Each line of the listing that contains the word "Hoffmann" is to be copied.

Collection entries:
----------
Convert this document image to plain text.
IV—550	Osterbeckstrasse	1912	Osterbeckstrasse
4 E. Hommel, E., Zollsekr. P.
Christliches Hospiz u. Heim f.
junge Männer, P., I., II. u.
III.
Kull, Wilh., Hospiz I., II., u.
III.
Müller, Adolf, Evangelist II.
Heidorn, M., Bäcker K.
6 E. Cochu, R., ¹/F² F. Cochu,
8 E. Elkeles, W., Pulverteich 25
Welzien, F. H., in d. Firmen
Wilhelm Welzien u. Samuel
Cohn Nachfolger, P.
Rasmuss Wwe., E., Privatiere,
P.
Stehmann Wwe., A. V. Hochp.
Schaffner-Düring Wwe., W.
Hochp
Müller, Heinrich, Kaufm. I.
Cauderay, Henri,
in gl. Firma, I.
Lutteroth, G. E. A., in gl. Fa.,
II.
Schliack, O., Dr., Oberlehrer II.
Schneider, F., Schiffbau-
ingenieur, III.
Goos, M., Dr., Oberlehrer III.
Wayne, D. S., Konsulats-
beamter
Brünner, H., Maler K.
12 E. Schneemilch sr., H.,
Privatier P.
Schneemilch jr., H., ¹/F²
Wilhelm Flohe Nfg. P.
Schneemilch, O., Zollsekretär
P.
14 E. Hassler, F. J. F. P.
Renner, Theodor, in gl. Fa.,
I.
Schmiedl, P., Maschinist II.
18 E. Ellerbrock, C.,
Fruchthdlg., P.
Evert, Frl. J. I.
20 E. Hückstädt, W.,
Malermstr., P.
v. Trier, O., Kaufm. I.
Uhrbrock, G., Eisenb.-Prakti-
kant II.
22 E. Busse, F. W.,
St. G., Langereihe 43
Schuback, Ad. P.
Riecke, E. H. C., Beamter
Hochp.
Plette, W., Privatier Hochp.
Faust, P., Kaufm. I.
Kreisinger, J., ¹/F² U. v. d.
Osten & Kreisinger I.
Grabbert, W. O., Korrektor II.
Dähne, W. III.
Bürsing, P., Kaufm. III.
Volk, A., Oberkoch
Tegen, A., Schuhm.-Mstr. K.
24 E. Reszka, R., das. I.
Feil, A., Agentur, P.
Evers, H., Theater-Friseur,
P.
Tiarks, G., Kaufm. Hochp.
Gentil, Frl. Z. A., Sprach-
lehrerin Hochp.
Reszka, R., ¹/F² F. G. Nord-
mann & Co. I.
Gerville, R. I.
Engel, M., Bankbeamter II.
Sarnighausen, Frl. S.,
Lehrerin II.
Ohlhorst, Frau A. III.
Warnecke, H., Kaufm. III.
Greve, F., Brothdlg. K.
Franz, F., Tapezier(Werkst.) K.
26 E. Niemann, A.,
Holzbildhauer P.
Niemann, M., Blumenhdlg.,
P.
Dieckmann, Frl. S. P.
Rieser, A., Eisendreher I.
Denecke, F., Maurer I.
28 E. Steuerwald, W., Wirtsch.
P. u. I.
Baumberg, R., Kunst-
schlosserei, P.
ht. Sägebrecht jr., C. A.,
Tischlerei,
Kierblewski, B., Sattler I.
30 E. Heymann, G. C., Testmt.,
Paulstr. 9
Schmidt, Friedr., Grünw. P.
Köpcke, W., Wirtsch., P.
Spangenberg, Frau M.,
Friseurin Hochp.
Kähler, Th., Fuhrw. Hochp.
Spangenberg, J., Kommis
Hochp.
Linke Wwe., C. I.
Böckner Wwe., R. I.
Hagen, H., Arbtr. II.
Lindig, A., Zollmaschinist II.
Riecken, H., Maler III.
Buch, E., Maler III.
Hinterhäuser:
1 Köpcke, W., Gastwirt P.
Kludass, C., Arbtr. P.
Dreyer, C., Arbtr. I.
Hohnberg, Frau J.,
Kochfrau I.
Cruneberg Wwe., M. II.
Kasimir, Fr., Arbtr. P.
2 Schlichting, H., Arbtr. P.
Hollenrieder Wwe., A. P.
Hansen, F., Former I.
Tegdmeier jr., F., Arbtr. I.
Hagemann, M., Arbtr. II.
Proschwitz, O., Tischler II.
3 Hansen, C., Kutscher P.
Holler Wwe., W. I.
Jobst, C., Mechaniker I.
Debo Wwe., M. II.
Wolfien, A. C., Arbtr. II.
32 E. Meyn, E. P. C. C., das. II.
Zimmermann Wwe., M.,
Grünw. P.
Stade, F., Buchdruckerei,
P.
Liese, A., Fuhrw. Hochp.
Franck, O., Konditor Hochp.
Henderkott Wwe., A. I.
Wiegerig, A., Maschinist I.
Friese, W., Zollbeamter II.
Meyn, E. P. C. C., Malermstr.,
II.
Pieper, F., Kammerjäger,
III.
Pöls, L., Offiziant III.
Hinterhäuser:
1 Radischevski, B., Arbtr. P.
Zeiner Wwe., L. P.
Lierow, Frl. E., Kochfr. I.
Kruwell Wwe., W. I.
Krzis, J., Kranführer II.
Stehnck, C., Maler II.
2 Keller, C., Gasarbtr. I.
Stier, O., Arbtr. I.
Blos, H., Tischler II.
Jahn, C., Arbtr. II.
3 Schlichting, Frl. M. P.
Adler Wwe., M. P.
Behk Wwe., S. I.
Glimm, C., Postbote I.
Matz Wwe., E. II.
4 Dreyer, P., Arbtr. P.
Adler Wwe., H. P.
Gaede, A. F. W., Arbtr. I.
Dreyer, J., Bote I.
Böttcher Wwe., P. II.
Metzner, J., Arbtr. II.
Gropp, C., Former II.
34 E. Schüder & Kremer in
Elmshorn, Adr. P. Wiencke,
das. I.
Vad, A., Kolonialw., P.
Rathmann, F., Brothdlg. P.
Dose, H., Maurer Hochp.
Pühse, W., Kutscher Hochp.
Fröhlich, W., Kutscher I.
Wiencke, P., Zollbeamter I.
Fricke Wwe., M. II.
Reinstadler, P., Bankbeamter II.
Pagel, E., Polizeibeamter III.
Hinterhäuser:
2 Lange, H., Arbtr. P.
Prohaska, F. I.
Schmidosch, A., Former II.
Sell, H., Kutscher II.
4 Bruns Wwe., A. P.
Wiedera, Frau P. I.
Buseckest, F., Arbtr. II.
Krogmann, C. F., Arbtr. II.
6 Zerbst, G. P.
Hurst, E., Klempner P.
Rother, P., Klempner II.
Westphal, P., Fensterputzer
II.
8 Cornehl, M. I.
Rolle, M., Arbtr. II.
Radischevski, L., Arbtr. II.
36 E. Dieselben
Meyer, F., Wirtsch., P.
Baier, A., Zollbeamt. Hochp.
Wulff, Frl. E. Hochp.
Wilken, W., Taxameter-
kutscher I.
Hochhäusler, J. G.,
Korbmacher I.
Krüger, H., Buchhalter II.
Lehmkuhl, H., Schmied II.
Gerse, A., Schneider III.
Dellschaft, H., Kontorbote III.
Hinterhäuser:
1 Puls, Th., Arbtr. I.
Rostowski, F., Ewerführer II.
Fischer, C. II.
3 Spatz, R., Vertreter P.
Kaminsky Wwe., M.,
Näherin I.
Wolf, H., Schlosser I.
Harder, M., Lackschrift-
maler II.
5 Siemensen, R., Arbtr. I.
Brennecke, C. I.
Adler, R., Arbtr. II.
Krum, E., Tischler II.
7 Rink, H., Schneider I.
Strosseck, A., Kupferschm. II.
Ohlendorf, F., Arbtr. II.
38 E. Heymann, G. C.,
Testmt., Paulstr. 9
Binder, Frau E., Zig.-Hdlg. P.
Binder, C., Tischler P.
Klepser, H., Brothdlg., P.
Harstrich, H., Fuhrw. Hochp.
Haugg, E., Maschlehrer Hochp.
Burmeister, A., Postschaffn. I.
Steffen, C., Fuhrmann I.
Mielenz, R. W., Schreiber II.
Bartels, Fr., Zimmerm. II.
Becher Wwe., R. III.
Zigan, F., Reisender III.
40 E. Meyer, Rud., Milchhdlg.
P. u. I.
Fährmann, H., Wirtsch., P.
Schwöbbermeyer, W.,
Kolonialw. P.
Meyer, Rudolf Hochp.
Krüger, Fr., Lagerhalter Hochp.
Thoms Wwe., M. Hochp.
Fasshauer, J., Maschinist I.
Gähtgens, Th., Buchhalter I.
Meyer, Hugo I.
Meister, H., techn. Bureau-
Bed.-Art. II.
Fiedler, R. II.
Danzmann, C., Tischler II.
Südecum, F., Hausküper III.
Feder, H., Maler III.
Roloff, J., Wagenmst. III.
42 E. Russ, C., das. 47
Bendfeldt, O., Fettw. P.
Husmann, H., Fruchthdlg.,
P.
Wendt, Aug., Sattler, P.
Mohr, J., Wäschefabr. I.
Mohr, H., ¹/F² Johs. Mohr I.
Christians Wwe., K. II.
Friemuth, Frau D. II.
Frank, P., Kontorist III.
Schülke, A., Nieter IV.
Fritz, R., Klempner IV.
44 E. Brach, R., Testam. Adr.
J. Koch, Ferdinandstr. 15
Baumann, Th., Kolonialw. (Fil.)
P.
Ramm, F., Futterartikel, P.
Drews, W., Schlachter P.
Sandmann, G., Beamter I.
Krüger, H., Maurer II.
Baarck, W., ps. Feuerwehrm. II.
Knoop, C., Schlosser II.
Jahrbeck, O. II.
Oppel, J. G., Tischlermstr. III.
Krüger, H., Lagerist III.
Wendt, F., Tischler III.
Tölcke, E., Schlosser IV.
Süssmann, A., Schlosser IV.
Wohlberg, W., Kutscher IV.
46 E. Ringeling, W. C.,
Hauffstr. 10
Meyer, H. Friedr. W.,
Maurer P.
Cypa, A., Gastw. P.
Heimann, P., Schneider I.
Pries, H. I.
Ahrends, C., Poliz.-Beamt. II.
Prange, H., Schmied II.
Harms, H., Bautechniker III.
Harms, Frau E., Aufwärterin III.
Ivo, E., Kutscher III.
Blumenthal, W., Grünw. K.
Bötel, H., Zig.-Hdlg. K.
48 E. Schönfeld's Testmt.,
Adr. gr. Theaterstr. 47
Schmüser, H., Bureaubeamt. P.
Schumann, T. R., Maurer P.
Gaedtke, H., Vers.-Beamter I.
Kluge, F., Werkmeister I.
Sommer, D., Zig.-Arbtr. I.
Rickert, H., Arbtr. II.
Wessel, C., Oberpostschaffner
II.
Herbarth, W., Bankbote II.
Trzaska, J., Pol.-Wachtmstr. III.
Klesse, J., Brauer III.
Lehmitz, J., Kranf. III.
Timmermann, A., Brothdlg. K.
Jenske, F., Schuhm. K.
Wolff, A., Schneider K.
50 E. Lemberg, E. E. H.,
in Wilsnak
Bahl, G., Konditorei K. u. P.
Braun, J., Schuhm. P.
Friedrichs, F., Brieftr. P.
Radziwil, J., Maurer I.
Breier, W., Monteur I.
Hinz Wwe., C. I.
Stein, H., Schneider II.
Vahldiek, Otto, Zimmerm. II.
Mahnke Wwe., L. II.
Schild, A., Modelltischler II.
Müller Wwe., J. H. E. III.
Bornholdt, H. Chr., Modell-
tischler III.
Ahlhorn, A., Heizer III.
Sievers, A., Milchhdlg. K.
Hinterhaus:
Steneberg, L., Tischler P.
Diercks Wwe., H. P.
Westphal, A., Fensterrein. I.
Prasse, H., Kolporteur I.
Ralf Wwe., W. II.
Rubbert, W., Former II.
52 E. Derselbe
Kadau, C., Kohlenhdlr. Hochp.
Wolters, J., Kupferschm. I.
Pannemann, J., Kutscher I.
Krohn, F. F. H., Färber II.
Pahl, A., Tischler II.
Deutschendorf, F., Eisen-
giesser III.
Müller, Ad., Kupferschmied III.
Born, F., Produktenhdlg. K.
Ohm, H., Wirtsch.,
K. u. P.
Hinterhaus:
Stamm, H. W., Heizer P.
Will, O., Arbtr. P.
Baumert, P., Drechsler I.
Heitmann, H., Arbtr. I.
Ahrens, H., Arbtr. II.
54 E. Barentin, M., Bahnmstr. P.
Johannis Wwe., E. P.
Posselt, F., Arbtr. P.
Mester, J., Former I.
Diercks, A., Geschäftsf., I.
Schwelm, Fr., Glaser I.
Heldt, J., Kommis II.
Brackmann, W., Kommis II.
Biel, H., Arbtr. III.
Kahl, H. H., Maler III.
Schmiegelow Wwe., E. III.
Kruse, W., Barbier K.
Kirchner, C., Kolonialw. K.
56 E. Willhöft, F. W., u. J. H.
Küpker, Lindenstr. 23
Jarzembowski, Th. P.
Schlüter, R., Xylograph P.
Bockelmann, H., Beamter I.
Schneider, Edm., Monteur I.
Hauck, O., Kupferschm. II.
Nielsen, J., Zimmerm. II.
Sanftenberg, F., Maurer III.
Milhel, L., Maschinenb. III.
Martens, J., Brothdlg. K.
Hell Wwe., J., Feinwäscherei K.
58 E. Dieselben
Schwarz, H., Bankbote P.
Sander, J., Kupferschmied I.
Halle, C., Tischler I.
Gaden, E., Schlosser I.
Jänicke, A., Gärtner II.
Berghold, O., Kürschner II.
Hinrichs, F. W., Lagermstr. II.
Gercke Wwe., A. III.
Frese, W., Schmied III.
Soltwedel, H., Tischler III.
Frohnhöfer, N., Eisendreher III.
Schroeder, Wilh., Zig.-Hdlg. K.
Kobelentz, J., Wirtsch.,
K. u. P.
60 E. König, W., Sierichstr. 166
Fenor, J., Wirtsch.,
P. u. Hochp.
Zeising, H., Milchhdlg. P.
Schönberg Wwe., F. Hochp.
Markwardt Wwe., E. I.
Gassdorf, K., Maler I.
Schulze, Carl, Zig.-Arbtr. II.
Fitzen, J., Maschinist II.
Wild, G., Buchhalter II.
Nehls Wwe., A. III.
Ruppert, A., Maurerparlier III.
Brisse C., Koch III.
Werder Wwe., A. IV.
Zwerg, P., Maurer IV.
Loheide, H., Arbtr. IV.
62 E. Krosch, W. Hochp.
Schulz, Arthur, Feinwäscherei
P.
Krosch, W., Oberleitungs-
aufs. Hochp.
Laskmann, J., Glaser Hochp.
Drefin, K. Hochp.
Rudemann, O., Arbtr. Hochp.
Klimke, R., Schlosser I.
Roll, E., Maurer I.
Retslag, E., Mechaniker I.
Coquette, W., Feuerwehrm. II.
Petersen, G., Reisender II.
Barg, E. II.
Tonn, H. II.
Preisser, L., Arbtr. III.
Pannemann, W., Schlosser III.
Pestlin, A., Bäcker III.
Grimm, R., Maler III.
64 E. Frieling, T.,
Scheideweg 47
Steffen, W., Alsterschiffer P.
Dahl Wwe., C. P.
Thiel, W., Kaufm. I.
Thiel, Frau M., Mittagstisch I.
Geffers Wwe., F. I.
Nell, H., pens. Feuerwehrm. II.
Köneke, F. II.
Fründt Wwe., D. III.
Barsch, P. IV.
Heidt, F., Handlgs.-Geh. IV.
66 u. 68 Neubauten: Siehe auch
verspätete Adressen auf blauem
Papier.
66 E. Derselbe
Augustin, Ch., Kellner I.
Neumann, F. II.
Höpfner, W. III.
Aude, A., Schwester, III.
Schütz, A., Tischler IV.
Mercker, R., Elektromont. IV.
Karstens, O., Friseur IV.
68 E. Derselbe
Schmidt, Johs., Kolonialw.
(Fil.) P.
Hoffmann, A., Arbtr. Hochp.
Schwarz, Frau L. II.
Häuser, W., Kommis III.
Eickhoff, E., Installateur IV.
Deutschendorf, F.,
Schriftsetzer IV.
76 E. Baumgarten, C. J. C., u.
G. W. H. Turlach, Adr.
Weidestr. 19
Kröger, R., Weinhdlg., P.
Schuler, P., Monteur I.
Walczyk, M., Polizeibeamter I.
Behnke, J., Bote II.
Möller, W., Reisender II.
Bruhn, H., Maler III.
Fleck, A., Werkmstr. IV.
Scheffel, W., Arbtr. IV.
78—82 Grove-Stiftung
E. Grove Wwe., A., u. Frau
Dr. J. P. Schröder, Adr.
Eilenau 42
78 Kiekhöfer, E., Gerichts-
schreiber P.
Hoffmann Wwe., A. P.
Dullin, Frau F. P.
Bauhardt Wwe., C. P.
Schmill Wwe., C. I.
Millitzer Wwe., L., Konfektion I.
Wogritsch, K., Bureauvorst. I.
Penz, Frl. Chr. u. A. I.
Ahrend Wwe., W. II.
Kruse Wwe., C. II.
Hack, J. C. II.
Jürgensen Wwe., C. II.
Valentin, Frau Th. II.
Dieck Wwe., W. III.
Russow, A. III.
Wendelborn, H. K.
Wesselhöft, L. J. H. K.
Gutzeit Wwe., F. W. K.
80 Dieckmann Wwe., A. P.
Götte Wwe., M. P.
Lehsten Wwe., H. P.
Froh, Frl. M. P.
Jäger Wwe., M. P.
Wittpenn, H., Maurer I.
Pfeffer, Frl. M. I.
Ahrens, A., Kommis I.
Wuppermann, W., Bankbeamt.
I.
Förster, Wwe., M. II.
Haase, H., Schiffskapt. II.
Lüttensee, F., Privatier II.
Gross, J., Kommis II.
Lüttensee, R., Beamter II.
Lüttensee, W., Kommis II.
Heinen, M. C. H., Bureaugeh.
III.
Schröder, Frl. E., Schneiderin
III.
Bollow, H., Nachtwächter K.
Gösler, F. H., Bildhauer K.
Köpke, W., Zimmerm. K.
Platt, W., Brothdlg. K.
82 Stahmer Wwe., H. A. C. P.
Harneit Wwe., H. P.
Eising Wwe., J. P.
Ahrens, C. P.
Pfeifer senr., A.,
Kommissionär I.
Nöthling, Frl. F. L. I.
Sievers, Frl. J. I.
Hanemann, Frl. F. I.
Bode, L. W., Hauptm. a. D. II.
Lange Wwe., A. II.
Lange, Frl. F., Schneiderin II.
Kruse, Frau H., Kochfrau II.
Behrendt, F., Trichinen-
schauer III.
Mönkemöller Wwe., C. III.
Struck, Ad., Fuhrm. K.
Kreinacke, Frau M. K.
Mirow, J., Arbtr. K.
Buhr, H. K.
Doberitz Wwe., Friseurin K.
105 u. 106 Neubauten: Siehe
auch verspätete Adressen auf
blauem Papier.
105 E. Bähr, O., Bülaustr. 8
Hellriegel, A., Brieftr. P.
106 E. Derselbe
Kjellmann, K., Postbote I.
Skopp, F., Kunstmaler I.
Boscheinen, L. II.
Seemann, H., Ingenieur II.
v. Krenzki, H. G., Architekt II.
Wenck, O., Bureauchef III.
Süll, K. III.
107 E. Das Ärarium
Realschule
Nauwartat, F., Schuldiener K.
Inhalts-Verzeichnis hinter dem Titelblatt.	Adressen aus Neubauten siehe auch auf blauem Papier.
----------
▶ _Exercise solution_
Hoffmann, A., Arbtr. Hochp.
Hoffmann Wwe., A. P.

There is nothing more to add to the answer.